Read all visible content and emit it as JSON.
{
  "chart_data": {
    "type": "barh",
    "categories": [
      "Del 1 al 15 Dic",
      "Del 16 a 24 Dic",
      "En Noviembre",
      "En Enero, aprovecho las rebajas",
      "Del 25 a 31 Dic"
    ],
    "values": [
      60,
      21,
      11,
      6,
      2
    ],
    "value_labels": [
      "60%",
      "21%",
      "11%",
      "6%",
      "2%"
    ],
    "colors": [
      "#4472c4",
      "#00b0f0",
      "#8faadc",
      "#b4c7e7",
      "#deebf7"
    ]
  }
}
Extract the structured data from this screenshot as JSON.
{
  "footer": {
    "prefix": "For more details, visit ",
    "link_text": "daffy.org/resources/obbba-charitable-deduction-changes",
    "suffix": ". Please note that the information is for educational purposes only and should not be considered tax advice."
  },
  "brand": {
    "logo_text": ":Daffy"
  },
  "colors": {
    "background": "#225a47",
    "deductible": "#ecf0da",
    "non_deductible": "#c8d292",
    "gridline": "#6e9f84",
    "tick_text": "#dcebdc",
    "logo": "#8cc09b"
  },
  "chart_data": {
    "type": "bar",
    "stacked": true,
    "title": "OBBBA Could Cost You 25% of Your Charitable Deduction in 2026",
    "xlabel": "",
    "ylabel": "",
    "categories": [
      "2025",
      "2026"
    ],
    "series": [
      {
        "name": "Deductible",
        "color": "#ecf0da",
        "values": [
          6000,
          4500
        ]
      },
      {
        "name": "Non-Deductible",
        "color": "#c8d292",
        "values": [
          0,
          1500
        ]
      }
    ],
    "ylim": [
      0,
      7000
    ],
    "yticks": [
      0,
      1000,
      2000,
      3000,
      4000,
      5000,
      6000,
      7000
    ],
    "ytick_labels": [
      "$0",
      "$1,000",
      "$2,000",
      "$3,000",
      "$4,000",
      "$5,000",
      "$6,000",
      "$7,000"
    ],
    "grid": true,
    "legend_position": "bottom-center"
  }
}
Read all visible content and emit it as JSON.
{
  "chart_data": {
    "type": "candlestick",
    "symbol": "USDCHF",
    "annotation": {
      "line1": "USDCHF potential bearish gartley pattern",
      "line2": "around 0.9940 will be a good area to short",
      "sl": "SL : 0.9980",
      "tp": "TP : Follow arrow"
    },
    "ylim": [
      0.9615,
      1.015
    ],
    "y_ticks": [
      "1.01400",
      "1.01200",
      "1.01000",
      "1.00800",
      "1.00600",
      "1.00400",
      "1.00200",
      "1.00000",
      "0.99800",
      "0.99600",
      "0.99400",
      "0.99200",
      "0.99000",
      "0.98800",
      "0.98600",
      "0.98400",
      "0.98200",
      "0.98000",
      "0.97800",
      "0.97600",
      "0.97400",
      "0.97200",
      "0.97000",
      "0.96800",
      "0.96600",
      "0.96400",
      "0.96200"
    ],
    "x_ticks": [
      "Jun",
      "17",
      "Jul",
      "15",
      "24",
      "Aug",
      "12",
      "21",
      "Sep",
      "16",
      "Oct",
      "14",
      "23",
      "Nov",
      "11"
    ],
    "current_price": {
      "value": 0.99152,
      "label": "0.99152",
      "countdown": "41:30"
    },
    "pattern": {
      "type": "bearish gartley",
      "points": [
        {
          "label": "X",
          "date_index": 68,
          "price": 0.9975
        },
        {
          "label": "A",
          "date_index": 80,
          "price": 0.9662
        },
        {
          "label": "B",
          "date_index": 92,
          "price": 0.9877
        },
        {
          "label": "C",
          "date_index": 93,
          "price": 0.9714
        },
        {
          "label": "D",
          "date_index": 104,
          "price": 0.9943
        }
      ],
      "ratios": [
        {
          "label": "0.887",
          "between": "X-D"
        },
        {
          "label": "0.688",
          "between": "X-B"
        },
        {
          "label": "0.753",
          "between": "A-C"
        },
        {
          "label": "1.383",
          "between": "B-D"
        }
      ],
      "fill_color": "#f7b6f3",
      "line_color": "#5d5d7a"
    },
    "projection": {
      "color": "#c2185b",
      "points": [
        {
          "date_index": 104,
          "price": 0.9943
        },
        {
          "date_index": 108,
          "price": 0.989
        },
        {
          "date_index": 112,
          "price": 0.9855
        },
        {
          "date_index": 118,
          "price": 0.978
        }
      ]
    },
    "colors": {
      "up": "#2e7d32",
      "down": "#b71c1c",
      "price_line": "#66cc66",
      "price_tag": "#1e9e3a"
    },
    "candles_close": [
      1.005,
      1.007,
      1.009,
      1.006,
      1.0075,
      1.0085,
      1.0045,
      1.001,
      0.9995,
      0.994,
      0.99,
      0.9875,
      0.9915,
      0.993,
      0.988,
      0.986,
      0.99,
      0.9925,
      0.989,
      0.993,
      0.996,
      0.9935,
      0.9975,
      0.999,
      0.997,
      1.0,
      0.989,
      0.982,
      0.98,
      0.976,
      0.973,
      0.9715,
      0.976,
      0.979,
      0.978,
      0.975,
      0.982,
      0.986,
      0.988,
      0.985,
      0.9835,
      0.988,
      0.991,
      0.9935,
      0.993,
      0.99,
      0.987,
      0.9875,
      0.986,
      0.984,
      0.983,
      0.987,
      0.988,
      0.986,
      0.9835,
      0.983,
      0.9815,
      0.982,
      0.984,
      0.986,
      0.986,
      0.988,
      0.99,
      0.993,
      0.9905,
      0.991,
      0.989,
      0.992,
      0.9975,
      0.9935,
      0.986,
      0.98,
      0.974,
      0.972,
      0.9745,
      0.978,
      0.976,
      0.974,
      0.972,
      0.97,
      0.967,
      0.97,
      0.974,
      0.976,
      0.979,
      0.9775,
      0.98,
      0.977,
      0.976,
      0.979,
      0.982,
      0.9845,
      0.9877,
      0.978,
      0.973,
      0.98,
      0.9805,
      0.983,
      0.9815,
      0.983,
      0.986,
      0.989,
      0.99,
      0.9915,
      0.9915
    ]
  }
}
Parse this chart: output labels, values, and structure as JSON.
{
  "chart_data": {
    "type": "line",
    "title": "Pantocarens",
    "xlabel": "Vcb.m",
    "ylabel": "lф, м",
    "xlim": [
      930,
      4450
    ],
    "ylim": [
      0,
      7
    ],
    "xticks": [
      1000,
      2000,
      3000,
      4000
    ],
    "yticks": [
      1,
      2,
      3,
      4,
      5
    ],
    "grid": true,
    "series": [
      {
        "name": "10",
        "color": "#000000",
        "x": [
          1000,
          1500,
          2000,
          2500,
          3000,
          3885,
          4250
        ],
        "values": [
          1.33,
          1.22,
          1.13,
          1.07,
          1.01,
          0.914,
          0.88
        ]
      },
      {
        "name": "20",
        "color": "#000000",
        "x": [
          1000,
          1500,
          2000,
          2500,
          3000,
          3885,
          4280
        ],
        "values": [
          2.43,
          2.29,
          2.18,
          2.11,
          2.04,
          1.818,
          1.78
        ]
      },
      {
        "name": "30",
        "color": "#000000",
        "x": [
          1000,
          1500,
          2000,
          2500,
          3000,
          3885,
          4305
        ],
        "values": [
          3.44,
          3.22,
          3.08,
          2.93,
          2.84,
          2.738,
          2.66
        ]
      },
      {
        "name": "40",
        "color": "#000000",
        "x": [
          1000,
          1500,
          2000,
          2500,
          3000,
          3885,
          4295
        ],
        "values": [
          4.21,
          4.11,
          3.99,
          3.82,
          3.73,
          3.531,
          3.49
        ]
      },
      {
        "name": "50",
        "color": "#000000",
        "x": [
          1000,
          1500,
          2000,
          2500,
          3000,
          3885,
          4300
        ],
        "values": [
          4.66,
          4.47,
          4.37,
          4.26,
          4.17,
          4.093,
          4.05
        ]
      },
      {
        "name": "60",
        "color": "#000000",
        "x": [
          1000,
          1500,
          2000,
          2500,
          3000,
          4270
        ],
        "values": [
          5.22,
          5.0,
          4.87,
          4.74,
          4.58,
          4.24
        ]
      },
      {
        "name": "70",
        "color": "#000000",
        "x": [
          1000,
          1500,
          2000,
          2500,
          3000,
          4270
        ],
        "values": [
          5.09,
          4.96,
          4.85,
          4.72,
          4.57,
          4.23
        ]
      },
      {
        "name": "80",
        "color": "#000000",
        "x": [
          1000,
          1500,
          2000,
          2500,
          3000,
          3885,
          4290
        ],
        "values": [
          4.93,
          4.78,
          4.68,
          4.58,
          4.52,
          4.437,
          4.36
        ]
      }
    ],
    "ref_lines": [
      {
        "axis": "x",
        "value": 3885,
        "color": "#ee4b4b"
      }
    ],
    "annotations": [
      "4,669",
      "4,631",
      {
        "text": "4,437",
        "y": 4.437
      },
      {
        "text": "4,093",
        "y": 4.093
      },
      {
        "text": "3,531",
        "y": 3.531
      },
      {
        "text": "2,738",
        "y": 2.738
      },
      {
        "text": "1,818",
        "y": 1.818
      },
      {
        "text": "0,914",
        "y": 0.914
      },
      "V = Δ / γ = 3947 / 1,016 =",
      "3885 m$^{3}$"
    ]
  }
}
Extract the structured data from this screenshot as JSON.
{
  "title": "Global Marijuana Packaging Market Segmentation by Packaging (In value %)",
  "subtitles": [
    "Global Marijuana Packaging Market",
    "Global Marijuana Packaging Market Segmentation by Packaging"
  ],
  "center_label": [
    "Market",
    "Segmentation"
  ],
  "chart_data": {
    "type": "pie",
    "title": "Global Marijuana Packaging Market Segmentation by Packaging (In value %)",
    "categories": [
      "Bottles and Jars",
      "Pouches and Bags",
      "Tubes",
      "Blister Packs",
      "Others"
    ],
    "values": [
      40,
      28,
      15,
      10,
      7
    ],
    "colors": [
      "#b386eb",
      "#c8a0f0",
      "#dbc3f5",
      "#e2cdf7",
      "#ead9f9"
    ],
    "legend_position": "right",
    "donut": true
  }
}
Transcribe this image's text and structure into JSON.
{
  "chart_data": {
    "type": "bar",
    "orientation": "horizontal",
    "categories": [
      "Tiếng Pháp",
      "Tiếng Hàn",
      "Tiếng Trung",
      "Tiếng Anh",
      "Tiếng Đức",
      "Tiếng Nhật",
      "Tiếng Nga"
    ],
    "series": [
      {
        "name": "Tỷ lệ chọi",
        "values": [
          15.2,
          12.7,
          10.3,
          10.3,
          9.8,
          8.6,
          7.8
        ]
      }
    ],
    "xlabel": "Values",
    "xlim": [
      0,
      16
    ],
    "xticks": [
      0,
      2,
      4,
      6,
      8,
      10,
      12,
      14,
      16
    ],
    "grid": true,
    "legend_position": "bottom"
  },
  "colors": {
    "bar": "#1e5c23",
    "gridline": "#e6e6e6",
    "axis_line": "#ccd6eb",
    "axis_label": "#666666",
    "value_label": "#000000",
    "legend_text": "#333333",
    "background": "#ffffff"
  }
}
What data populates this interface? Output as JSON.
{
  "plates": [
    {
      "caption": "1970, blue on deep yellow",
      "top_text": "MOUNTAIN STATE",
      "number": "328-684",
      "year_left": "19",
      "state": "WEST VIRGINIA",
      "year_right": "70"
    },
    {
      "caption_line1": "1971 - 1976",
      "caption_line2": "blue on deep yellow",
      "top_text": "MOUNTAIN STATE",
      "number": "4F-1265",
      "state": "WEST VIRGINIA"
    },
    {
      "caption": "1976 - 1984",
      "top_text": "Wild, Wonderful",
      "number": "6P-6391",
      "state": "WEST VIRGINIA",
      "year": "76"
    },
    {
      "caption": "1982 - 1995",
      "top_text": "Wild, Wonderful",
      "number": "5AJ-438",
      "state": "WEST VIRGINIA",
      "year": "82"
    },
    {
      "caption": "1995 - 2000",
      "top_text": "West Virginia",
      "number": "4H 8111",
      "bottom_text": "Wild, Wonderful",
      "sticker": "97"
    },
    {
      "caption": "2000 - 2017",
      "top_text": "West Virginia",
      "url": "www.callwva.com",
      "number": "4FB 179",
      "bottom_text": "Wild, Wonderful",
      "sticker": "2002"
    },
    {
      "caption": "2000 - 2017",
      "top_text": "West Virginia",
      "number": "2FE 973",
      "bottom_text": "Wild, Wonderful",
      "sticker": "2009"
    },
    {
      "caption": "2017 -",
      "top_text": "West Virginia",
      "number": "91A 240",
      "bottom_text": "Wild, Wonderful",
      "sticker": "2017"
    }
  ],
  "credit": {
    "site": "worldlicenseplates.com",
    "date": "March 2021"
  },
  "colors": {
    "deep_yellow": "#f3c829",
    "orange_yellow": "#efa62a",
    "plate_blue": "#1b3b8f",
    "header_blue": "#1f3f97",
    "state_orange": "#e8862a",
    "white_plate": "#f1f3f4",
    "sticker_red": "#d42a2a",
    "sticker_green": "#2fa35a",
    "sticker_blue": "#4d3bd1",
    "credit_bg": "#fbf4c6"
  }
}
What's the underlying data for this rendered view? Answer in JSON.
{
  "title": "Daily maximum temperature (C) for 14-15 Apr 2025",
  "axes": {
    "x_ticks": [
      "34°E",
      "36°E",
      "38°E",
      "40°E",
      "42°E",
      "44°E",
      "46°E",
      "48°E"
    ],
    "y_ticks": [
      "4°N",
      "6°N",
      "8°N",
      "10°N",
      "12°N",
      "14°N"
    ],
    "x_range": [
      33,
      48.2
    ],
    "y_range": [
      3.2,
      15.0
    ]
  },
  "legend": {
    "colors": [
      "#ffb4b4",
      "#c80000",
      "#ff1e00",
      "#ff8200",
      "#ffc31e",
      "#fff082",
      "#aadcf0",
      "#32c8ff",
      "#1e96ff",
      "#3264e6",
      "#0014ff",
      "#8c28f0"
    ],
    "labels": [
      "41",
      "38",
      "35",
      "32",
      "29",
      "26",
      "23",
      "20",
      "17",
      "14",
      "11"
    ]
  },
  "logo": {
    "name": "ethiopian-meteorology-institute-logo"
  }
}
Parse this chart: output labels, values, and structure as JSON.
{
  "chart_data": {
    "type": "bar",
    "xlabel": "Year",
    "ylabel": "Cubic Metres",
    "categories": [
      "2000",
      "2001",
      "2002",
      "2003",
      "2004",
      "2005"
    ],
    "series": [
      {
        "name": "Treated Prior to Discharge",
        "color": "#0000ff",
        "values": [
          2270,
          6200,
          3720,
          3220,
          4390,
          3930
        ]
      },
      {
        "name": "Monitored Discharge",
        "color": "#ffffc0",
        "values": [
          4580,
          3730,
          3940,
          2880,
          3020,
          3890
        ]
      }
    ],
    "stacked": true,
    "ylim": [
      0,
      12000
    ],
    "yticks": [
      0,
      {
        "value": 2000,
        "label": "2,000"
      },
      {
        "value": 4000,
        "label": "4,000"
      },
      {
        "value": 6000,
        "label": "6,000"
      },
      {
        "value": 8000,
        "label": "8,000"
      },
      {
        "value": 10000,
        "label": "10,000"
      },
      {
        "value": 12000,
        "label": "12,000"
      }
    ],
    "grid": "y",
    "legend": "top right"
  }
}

AIM OF THE EXERCISE. Find the word "gartley" in the material, then list each line that holds it.

ANSWER TO THE EXERCISE.
      "line1": "USDCHF potential bearish gartley pattern",
      "type": "bearish gartley",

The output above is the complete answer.